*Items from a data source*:
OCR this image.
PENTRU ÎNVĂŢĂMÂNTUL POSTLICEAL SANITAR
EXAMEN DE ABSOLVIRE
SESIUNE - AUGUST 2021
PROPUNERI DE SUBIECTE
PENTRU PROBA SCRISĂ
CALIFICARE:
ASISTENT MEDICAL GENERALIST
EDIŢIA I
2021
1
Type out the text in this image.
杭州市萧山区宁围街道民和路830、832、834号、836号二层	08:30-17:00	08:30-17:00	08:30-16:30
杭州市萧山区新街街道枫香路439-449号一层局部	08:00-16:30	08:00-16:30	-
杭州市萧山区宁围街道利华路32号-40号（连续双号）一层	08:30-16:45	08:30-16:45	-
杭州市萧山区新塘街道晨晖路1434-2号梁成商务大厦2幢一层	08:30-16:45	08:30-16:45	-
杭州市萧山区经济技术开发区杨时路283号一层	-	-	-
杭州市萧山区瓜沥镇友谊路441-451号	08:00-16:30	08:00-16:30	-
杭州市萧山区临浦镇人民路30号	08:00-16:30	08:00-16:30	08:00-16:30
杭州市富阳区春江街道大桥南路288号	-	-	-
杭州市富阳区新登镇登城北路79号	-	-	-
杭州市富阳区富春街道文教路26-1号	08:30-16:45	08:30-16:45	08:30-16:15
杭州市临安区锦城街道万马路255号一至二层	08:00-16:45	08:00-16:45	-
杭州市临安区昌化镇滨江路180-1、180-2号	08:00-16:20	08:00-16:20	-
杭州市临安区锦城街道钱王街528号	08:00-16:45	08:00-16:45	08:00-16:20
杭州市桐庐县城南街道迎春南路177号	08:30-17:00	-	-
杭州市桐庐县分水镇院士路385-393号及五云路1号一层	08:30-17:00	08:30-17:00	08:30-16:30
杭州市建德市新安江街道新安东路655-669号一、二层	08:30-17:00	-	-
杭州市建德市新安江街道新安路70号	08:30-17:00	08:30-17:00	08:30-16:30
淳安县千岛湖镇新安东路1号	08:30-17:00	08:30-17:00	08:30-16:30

*Goal*:
Exactly reproduce every record.

*Result of the exercise*:
OCR this image.
PENTRU ÎNVĂŢĂMÂNTUL POSTLICEAL SANITAR
EXAMEN DE ABSOLVIRE
SESIUNE - AUGUST 2021
PROPUNERI DE SUBIECTE
PENTRU PROBA SCRISĂ
CALIFICARE:
ASISTENT MEDICAL GENERALIST
EDIŢIA I
2021
1
Type out the text in this image.
杭州市萧山区宁围街道民和路830、832、834号、836号二层	08:30-17:00	08:30-17:00	08:30-16:30
杭州市萧山区新街街道枫香路439-449号一层局部	08:00-16:30	08:00-16:30	-
杭州市萧山区宁围街道利华路32号-40号（连续双号）一层	08:30-16:45	08:30-16:45	-
杭州市萧山区新塘街道晨晖路1434-2号梁成商务大厦2幢一层	08:30-16:45	08:30-16:45	-
杭州市萧山区经济技术开发区杨时路283号一层	-	-	-
杭州市萧山区瓜沥镇友谊路441-451号	08:00-16:30	08:00-16:30	-
杭州市萧山区临浦镇人民路30号	08:00-16:30	08:00-16:30	08:00-16:30
杭州市富阳区春江街道大桥南路288号	-	-	-
杭州市富阳区新登镇登城北路79号	-	-	-
杭州市富阳区富春街道文教路26-1号	08:30-16:45	08:30-16:45	08:30-16:15
杭州市临安区锦城街道万马路255号一至二层	08:00-16:45	08:00-16:45	-
杭州市临安区昌化镇滨江路180-1、180-2号	08:00-16:20	08:00-16:20	-
杭州市临安区锦城街道钱王街528号	08:00-16:45	08:00-16:45	08:00-16:20
杭州市桐庐县城南街道迎春南路177号	08:30-17:00	-	-
杭州市桐庐县分水镇院士路385-393号及五云路1号一层	08:30-17:00	08:30-17:00	08:30-16:30
杭州市建德市新安江街道新安东路655-669号一、二层	08:30-17:00	-	-
杭州市建德市新安江街道新安路70号	08:30-17:00	08:30-17:00	08:30-16:30
淳安县千岛湖镇新安东路1号	08:30-17:00	08:30-17:00	08:30-16:30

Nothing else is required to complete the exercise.